▶ Goal: Find the number of lines containing the string "Schematic" in the data. Answer with the number by itself.

* BEGIN *

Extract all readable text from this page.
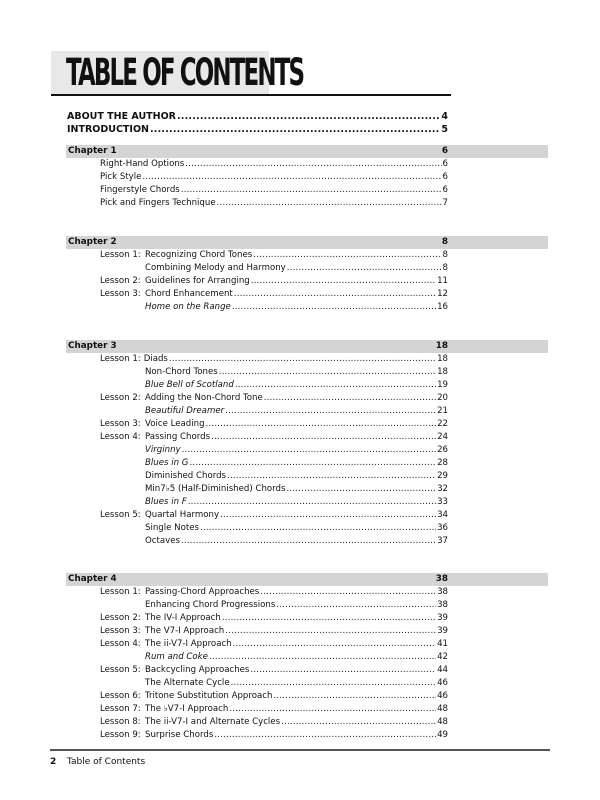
TABLE OF CONTENTS
ABOUT THE AUTHOR .....	4
INTRODUCTION .....	5
Chapter 1	6
Right-Hand Options .....	6
Pick Style .....	6
Fingerstyle Chords .....	6
Pick and Fingers Technique .....	7
Chapter 2	8
Lesson 1: Recognizing Chord Tones .....	8
Combining Melody and Harmony .....	8
Lesson 2: Guidelines for Arranging .....	11
Lesson 3: Chord Enhancement .....	12
Home on the Range .....	16
Chapter 3	18
Lesson 1: Diads .....	18
Non-Chord Tones .....	18
Blue Bell of Scotland .....	19
Lesson 2: Adding the Non-Chord Tone .....	20
Beautiful Dreamer .....	21
Lesson 3: Voice Leading .....	22
Lesson 4: Passing Chords .....	24
Virginny .....	26
Blues in G .....	28
Diminished Chords .....	29
Min7♭5 (Half-Diminished) Chords .....	32
Blues in F .....	33
Lesson 5: Quartal Harmony .....	34
Single Notes .....	36
Octaves .....	37
Chapter 4	38
Lesson 1: Passing-Chord Approaches .....	38
Enhancing Chord Progressions .....	38
Lesson 2: The IV-I Approach .....	39
Lesson 3: The V7-I Approach .....	39
Lesson 4: The ii-V7-I Approach .....	41
Rum and Coke .....	42
Lesson 5: Backcycling Approaches .....	44
The Alternate Cycle .....	46
Lesson 6: Tritone Substitution Approach .....	46
Lesson 7: The ♭V7-I Approach .....	48
Lesson 8: The ii-V7-I and Alternate Cycles .....	48
Lesson 9: Surprise Chords .....	49
2 Table of Contents
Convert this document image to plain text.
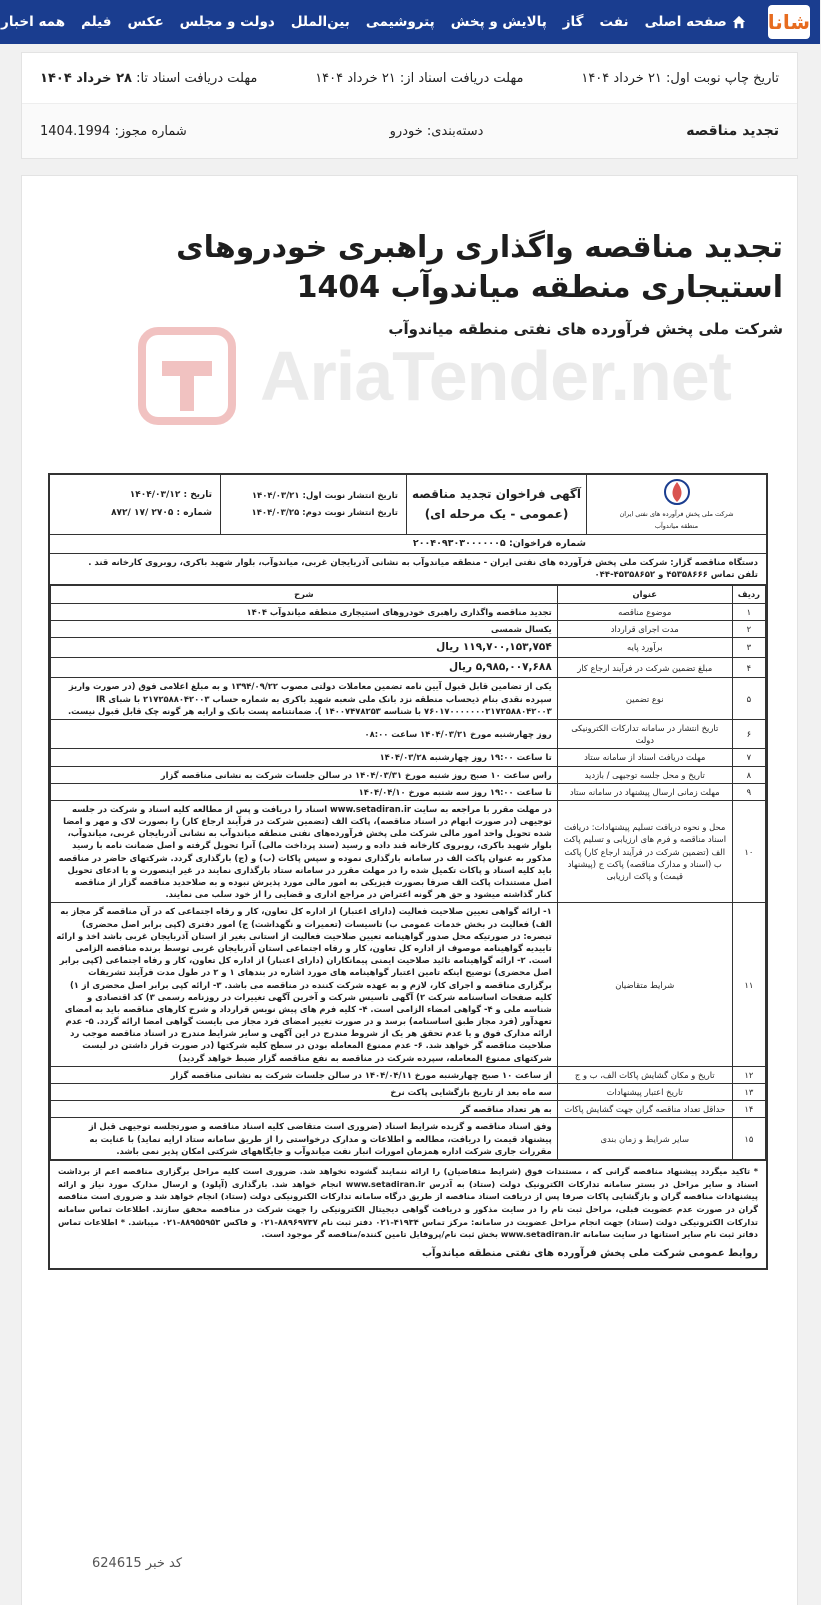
شانا
صفحه اصلی
نفت
گاز
پالایش و پخش
پتروشیمی
بین‌الملل
دولت و مجلس
عکس
فیلم
همه اخبار
تاریخ چاپ نوبت اول: ۲۱ خرداد ۱۴۰۴
مهلت دریافت اسناد از: ۲۱ خرداد ۱۴۰۴
مهلت دریافت اسناد تا: ۲۸ خرداد ۱۴۰۴
تجدید مناقصه
دسته‌بندی: خودرو
شماره مجوز: 1404.1994
AriaTender.net
تجدید مناقصه واگذاری راهبری خودروهای استیجاری منطقه میاندوآب 1404
شرکت ملی پخش فرآورده های نفتی منطقه میاندوآب
شرکت ملی پخش فرآورده های نفتی ایران
منطقه میاندوآب
آگهی فراخوان تجدید مناقصه
(عمومی - یک مرحله ای)
تاریخ انتشار نوبت اول: ۱۴۰۴/۰۳/۲۱
تاریخ انتشار نوبت دوم: ۱۴۰۴/۰۳/۲۵
تاریخ : ۱۴۰۴/۰۳/۱۲
شماره : ۲۷۰۵ /۱۷ /۸۷۲
شماره فراخوان: ۲۰۰۴۰۹۳۰۳۰۰۰۰۰۰۵
دستگاه مناقصه گزار: شرکت ملی پخش فرآورده های نفتی ایران - منطقه میاندوآب به نشانی آذربایجان غربی، میاندوآب، بلوار شهید باکری، روبروی کارخانه قند .
تلفن تماس ۴۵۳۵۸۶۶۶ و ۴۵۳۵۸۶۵۲-۰۴۴
ردیف	عنوان	شرح
۱	موضوع مناقصه	تجدید مناقصه واگذاری راهبری خودروهای استیجاری منطقه میاندوآب ۱۴۰۴
۲	مدت اجرای قرارداد	یکسال شمسی
۳	برآورد پایه	۱۱۹,۷۰۰,۱۵۳,۷۵۴ ریال
۴	مبلغ تضمین شرکت در فرآیند ارجاع کار	۵,۹۸۵,۰۰۷,۶۸۸ ریال
۵	نوع تضمین	یکی از تضامین قابل قبول آیین نامه تضمین معاملات دولتی مصوب ۱۳۹۴/۰۹/۲۲ و به مبلغ اعلامی فوق (در صورت واریز سپرده نقدی بنام ذیحساب منطقه نزد بانک ملی شعبه شهید باکری به شماره حساب ۲۱۷۲۵۸۸۰۴۲۰۰۳ با شبای IR ۷۶۰۱۷۰۰۰۰۰۰۰۲۱۷۲۵۸۸۰۴۲۰۰۳ با شناسه ۱۴۰۰۷۴۷۸۲۵۳ ). ضمانتنامه پست بانک و ارایه هر گونه چک قابل قبول نیست.
۶	تاریخ انتشار در سامانه تدارکات الکترونیکی دولت	روز چهارشنبه مورخ ۱۴۰۴/۰۳/۲۱ ساعت ۰۸:۰۰
۷	مهلت دریافت اسناد از سامانه ستاد	تا ساعت ۱۹:۰۰ روز چهارشنبه ۱۴۰۴/۰۳/۲۸
۸	تاریخ و محل جلسه توجیهی / بازدید	راس ساعت ۱۰ صبح روز شنبه مورخ ۱۴۰۴/۰۳/۳۱ در سالن جلسات شرکت به نشانی مناقصه گزار
۹	مهلت زمانی ارسال پیشنهاد در سامانه ستاد	تا ساعت ۱۹:۰۰ روز سه شنبه مورخ ۱۴۰۴/۰۴/۱۰
۱۰	محل و نحوه دریافت تسلیم پیشنهادات: دریافت اسناد مناقصه و فرم های ارزیابی و تسلیم پاکت الف (تضمین شرکت در فرآیند ارجاع کار) پاکت ب (اسناد و مدارک مناقصه) پاکت ج (پیشنهاد قیمت) و پاکت ارزیابی	در مهلت مقرر با مراجعه به سایت www.setadiran.ir اسناد را دریافت و پس از مطالعه کلیه اسناد و شرکت در جلسه توجیهی (در صورت ابهام در اسناد مناقصه)، پاکت الف (تضمین شرکت در فرآیند ارجاع کار) را بصورت لاک و مهر و امضا شده تحویل واحد امور مالی شرکت ملی پخش فرآورده‌های نفتی منطقه میاندوآب به نشانی آذربایجان غربی، میاندوآب، بلوار شهید باکری، روبروی کارخانه قند داده و رسید (سند پرداخت مالی) آنرا تحویل گرفته و اصل ضمانت نامه با رسید مذکور به عنوان پاکت الف در سامانه بارگذاری نموده و سپس پاکات (ب) و (ج) بارگذاری گردد. شرکتهای حاضر در مناقصه باید کلیه اسناد و پاکات تکمیل شده را در مهلت مقرر در سامانه ستاد بارگذاری نمایند در غیر اینصورت و یا ادعای تحویل اصل مستندات پاکت الف صرفا بصورت فیزیکی به امور مالی مورد پذیرش نبوده و به صلاحدید مناقصه گزار از مناقصه کنار گذاشته میشود و حق هر گونه اعتراض در مراجع اداری و قضایی را از خود سلب می نمایند.
۱۱	شرایط متقاضیان	۱- ارائه گواهی تعیین صلاحیت فعالیت (دارای اعتبار) از اداره کل تعاون، کار و رفاه اجتماعی که در آن مناقصه گر مجاز به الف) فعالیت در بخش خدمات عمومی ب) تاسیسات (تعمیرات و نگهداشت) ج) امور دفتری (کپی برابر اصل محضری) تبصره: در صورتیکه محل صدور گواهینامه تعیین صلاحیت فعالیت از استانی بغیر از استان آذربایجان غربی باشد اخذ و ارائه تاییدیه گواهینامه موصوف از اداره کل تعاون، کار و رفاه اجتماعی استان آذربایجان غربی توسط برنده مناقصه الزامی است. ۲- ارائه گواهینامه تائید صلاحیت ایمنی پیمانکاران (دارای اعتبار) از اداره کل تعاون، کار و رفاه اجتماعی (کپی برابر اصل محضری) توضیح اینکه تامین اعتبار گواهینامه های مورد اشاره در بندهای ۱ و ۲ در طول مدت فرآیند تشریفات برگزاری مناقصه و اجرای کار، لازم و به عهده شرکت کننده در مناقصه می باشد. ۳- ارائه کپی برابر اصل محضری از ۱) کلیه صفحات اساسنامه شرکت ۲) آگهی تاسیس شرکت و آخرین آگهی تغییرات در روزنامه رسمی ۳) کد اقتصادی و شناسه ملی و ۴- گواهی امضاء الزامی است. ۴- کلیه فرم های پیش نویس قرارداد و شرح کارهای مناقصه باید به امضای تعهدآور (فرد مجاز طبق اساسنامه) برسد و در صورت تغییر امضای فرد مجاز می بایست گواهی امضا ارائه گردد. ۵- عدم ارائه مدارک فوق و یا عدم تحقق هر یک از شروط مندرج در این آگهی و سایر شرایط مندرج در اسناد مناقصه موجب رد صلاحیت مناقصه گر خواهد شد. ۶- عدم ممنوع المعامله بودن در سطح کلیه شرکتها (در صورت قرار داشتن در لیست شرکتهای ممنوع المعامله، سپرده شرکت در مناقصه به نفع مناقصه گزار ضبط خواهد گردید)
۱۲	تاریخ و مکان گشایش پاکات الف، ب و ج	از ساعت ۱۰ صبح چهارشنبه مورخ ۱۴۰۴/۰۴/۱۱ در سالن جلسات شرکت به نشانی مناقصه گزار
۱۳	تاریخ اعتبار پیشنهادات	سه ماه بعد از تاریخ بازگشایی پاکت نرخ
۱۴	حداقل تعداد مناقصه گران جهت گشایش پاکات	به هر تعداد مناقصه گر
۱۵	سایر شرایط و زمان بندی	وفق اسناد مناقصه و گزیده شرایط اسناد (ضروری است متقاضی کلیه اسناد مناقصه و صورتجلسه توجیهی قبل از پیشنهاد قیمت را دریافت، مطالعه و اطلاعات و مدارک درخواستی را از طریق سامانه ستاد ارایه نماید) با عنایت به مقررات جاری شرکت اداره همزمان امورات انبار نفت میاندوآب و جایگاههای شرکتی امکان پذیر نمی باشد.
* تاکید میگردد پیشنهاد مناقصه گرانی که ، مستندات فوق (شرایط متقاضیان) را ارائه ننمایند گشوده نخواهد شد. ضروری است کلیه مراحل برگزاری مناقصه اعم از برداشت اسناد و سایر مراحل در بستر سامانه تدارکات الکترونیک دولت (ستاد) به آدرس www.setadiran.ir انجام خواهد شد. بارگذاری (آپلود) و ارسال مدارک مورد نیاز و ارائه پیشنهادات مناقصه گران و بازگشایی پاکات صرفا پس از دریافت اسناد مناقصه از طریق درگاه سامانه تدارکات الکترونیکی دولت (ستاد) انجام خواهد شد و ضروری است مناقصه گران در صورت عدم عضویت قبلی، مراحل ثبت نام را در سایت مذکور و دریافت گواهی دیجیتال الکترونیکی را جهت شرکت در مناقصه محقق سازند. اطلاعات تماس سامانه تدارکات الکترونیکی دولت (ستاد) جهت انجام مراحل عضویت در سامانه: مرکز تماس ۴۱۹۳۴-۰۲۱ دفتر ثبت نام ۸۸۹۶۹۷۳۷-۰۲۱ و فاکس ۸۸۹۵۵۹۵۳-۰۲۱ میباشد. * اطلاعات تماس دفاتر ثبت نام سایر استانها در سایت سامانه www.setadiran.ir بخش ثبت نام/پروفایل تامین کننده/مناقصه گر موجود است.
روابط عمومی شرکت ملی پخش فرآورده های نفتی منطقه میاندوآب
کد خبر 624615
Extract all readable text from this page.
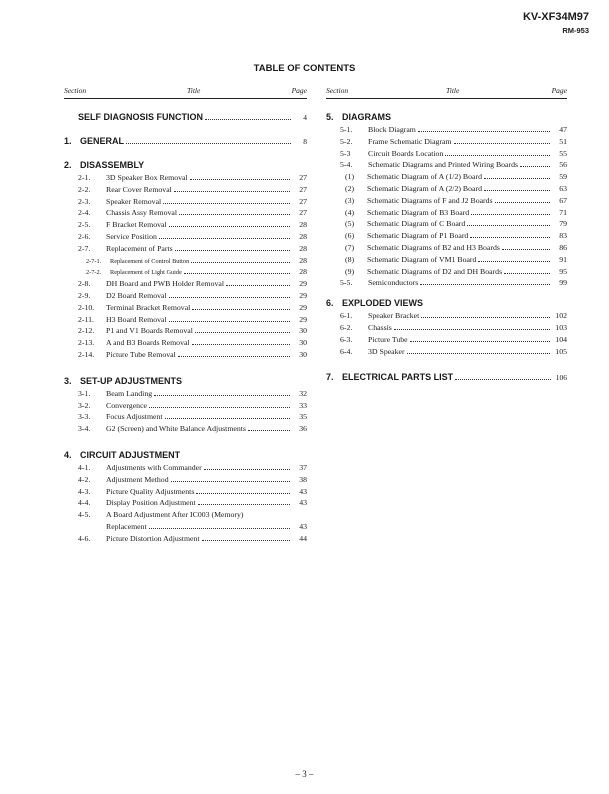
KV-XF34M97
RM-953
TABLE OF CONTENTS
Section	Title	Page	Section	Title	Page
SELF DIAGNOSIS FUNCTION	4
1. GENERAL	8
2. DISASSEMBLY
2-1.	3D Speaker Box Removal	27
2-2.	Rear Cover Removal	27
2-3.	Speaker Removal	27
2-4.	Chassis Assy Removal	27
2-5.	F Bracket Removal	28
2-6.	Service Position	28
2-7.	Replacement of Parts	28
2-7-1.	Replacement of Control Button	28
2-7-2.	Replacement of Light Guide	28
2-8.	DH Board and PWB Holder Removal	29
2-9.	D2 Board Removal	29
2-10.	Terminal Bracket Removal	29
2-11.	H3 Board Removal	29
2-12.	P1 and V1 Boards Removal	30
2-13.	A and B3 Boards Removal	30
2-14.	Picture Tube Removal	30
3. SET-UP ADJUSTMENTS
3-1.	Beam Landing	32
3-2.	Convergence	33
3-3.	Focus Adjustment	35
3-4.	G2 (Screen) and White Balance Adjustments	36
4. CIRCUIT ADJUSTMENT
4-1.	Adjustments with Commander	37
4-2.	Adjustment Method	38
4-3.	Picture Quality Adjustments	43
4-4.	Display Position Adjustment	43
4-5.	A Board Adjustment After IC003 (Memory)
Replacement	43
4-6.	Picture Distortion Adjustment	44
5. DIAGRAMS
5-1.	Block Diagram	47
5-2.	Frame Schematic Diagram	51
5-3	Circuit Boards Location	55
5-4.	Schematic Diagrams and Printed Wiring Boards	56
(1)	Schematic Diagram of A (1/2) Board	59
(2)	Schematic Diagram of A (2/2) Board	63
(3)	Schematic Diagrams of F and J2 Boards	67
(4)	Schematic Diagram of B3 Board	71
(5)	Schematic Diagram of C Board	79
(6)	Schematic Diagram of P1 Board	83
(7)	Schematic Diagrams of B2 and H3 Boards	86
(8)	Schematic Diagram of VM1 Board	91
(9)	Schematic Diagrams of D2 and DH Boards	95
5-5.	Semiconductors	99
6. EXPLODED VIEWS
6-1.	Speaker Bracket	102
6-2.	Chassis	103
6-3.	Picture Tube	104
6-4.	3D Speaker	105
7. ELECTRICAL PARTS LIST	106
– 3 –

* END *

▶ Written reply: 11